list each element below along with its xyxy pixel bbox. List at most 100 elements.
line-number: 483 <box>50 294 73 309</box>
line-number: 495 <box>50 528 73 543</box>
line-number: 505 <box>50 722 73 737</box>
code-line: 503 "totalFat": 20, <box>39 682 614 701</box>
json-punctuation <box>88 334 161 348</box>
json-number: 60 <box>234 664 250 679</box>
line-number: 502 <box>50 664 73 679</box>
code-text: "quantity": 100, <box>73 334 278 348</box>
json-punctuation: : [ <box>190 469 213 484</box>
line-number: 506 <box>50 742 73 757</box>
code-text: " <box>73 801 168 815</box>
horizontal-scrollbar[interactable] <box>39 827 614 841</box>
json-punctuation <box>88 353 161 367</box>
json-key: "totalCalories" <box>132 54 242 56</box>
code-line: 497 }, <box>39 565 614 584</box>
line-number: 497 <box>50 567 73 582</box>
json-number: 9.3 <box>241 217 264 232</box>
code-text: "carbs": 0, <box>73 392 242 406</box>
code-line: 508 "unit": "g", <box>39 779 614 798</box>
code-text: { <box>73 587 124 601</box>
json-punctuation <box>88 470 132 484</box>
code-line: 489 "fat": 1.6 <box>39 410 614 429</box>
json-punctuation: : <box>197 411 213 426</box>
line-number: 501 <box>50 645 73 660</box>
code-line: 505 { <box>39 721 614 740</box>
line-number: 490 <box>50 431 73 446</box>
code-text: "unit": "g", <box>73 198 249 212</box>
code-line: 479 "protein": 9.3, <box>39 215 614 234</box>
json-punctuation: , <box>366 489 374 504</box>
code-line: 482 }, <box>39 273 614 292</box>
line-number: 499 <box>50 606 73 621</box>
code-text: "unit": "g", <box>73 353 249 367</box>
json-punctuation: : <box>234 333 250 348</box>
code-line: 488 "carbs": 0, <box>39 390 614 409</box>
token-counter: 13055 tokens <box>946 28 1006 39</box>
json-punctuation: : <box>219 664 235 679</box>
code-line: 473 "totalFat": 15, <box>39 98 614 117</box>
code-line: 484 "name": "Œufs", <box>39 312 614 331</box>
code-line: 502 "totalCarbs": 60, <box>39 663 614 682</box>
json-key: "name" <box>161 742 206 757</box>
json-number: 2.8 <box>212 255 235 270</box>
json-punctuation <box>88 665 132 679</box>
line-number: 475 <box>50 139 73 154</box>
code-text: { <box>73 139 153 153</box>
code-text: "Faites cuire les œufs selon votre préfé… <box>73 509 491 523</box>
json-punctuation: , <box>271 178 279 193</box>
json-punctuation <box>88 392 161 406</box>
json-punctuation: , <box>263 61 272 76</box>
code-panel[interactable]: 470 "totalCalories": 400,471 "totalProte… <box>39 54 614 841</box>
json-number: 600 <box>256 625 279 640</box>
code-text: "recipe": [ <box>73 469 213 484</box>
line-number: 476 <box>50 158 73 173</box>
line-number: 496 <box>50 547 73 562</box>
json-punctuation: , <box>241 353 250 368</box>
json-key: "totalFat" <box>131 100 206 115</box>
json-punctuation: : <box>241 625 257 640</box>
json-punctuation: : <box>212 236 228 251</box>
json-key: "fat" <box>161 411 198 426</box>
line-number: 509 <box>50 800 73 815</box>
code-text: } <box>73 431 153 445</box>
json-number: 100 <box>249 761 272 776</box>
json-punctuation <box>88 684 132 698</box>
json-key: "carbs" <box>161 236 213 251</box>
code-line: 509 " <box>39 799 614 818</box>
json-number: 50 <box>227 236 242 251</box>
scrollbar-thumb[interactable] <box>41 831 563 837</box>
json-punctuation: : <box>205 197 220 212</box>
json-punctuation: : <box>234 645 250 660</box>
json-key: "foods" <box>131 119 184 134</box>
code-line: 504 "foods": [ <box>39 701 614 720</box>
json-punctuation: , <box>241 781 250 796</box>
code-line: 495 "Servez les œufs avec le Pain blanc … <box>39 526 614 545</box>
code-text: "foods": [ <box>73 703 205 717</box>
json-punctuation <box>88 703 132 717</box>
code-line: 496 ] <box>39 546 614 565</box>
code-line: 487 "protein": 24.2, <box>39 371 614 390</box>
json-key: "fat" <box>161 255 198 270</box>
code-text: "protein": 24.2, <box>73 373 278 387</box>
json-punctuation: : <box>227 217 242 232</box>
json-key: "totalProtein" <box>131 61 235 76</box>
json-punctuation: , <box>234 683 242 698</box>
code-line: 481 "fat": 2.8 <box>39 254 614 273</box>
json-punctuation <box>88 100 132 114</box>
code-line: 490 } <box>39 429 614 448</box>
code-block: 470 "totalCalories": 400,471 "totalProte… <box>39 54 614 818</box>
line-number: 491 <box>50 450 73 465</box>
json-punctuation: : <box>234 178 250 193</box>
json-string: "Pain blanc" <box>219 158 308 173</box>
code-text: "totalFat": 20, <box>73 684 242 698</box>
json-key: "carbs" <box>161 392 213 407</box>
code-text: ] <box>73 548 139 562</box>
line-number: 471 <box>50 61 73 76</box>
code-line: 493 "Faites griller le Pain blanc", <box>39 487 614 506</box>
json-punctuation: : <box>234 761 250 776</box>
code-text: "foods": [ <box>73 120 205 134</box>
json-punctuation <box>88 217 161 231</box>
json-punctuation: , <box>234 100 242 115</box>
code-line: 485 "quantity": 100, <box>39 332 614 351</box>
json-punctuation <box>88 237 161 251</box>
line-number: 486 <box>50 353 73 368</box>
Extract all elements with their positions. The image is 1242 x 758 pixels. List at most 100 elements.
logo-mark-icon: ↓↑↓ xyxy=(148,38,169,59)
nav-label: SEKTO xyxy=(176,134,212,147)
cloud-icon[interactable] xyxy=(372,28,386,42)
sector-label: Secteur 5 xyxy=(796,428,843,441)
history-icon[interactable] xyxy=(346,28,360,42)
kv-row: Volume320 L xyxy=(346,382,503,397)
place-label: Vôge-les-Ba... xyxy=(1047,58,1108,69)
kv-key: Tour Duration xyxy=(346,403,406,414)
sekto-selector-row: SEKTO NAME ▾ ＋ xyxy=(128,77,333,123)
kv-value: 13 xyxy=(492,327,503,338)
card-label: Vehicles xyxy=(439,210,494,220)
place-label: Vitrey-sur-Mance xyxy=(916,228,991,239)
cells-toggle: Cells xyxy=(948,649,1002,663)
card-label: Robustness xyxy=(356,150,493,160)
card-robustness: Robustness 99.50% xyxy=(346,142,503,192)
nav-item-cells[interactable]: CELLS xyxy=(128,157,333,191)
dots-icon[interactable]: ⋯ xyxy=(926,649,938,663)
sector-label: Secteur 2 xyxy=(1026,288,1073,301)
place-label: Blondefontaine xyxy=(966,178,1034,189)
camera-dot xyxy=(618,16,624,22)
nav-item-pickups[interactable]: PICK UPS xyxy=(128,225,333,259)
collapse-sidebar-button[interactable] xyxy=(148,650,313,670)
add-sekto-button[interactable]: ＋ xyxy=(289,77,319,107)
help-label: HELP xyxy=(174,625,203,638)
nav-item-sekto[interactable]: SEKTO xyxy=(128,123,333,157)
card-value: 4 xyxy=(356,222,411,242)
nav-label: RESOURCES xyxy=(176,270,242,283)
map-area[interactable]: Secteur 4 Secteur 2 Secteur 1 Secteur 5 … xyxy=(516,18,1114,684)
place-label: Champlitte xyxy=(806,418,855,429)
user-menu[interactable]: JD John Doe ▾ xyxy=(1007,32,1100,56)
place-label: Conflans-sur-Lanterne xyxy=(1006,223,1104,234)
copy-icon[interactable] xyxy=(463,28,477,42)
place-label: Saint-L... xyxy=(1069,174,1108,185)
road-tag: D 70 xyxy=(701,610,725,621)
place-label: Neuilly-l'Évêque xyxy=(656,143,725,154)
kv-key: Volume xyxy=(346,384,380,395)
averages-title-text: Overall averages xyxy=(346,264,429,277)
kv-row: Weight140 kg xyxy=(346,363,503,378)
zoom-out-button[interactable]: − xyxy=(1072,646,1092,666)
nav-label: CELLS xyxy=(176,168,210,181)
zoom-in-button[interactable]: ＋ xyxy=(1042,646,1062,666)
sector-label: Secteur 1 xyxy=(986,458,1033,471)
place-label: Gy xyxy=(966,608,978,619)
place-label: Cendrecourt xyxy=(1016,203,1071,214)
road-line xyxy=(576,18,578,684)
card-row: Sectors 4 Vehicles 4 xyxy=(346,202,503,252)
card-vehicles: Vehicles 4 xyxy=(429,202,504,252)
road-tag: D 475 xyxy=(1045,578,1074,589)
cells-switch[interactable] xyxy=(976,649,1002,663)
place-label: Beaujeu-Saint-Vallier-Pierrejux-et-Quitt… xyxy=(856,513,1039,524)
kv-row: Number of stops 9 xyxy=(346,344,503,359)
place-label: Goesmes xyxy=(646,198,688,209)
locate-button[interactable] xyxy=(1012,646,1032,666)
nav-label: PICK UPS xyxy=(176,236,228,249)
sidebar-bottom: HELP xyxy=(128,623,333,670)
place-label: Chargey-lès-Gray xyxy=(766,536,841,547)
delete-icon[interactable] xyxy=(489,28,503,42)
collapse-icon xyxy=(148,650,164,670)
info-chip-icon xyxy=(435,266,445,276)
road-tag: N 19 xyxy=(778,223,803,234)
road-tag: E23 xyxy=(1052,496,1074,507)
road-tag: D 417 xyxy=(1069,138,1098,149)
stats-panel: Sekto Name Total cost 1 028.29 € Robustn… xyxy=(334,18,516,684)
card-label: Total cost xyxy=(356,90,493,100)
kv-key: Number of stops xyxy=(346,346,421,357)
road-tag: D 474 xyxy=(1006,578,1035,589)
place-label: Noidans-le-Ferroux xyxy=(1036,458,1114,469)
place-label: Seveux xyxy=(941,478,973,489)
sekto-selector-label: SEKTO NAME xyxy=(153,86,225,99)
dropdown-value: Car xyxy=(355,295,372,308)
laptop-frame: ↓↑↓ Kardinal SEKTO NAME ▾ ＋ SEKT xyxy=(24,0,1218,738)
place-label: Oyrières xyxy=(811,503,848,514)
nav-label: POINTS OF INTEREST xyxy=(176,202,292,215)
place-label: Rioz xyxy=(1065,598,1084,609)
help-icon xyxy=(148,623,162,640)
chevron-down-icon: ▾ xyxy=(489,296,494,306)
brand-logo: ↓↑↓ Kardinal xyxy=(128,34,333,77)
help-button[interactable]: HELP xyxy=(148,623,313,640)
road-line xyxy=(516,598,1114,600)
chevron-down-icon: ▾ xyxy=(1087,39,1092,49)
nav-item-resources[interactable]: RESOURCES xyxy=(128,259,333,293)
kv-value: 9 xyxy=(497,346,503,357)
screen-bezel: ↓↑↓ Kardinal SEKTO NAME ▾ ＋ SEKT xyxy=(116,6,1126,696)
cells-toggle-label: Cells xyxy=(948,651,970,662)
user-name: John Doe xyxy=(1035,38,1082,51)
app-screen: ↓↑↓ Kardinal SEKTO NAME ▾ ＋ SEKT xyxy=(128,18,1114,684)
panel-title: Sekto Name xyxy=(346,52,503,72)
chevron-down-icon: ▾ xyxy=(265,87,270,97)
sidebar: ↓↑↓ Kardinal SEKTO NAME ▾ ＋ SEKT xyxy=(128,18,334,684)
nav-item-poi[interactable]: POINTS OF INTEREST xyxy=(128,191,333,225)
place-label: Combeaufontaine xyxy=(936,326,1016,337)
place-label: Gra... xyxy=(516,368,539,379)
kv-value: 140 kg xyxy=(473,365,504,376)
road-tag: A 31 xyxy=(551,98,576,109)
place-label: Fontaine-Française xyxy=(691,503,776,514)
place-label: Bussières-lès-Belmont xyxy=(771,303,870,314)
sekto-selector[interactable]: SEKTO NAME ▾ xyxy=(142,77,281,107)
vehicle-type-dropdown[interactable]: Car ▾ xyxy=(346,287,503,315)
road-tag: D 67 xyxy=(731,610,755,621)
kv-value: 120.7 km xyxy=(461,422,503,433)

•••

Exercise prompt: List every line above that holds the word "title".

Response to this task:
averages-title-text: Overall averages xyxy=(346,264,429,277)
panel-title: Sekto Name xyxy=(346,52,503,72)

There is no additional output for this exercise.